-- START GIVEN DATA --

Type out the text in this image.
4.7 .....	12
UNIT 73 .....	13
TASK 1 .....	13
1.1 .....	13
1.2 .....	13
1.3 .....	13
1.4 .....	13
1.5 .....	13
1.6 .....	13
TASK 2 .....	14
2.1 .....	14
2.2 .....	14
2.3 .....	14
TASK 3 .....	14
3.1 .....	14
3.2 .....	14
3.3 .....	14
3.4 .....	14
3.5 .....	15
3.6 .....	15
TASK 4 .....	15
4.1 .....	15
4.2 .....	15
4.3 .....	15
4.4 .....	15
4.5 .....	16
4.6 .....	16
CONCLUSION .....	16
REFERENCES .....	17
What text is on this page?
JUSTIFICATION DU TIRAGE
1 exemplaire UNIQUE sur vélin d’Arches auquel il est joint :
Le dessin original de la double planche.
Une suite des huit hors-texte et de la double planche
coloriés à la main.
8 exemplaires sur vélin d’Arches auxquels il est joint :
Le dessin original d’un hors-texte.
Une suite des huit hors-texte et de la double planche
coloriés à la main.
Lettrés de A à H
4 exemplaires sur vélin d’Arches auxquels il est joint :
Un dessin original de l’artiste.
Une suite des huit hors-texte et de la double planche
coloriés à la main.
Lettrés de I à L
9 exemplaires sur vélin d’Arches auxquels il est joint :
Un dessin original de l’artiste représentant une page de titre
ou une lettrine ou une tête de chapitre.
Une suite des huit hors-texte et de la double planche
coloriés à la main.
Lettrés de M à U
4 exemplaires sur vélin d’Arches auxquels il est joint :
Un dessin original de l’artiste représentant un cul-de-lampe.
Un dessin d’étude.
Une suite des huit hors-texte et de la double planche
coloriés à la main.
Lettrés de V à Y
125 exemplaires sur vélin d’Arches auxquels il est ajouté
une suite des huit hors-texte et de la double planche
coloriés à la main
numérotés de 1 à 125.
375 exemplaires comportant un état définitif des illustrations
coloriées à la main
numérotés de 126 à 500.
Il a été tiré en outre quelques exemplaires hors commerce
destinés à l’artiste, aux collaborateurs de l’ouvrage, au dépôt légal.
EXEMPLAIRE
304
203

-- END GIVEN DATA --

Count every line of the material above that holds the string "dessin", then state only the total.

REPLY TO THE TASK: 6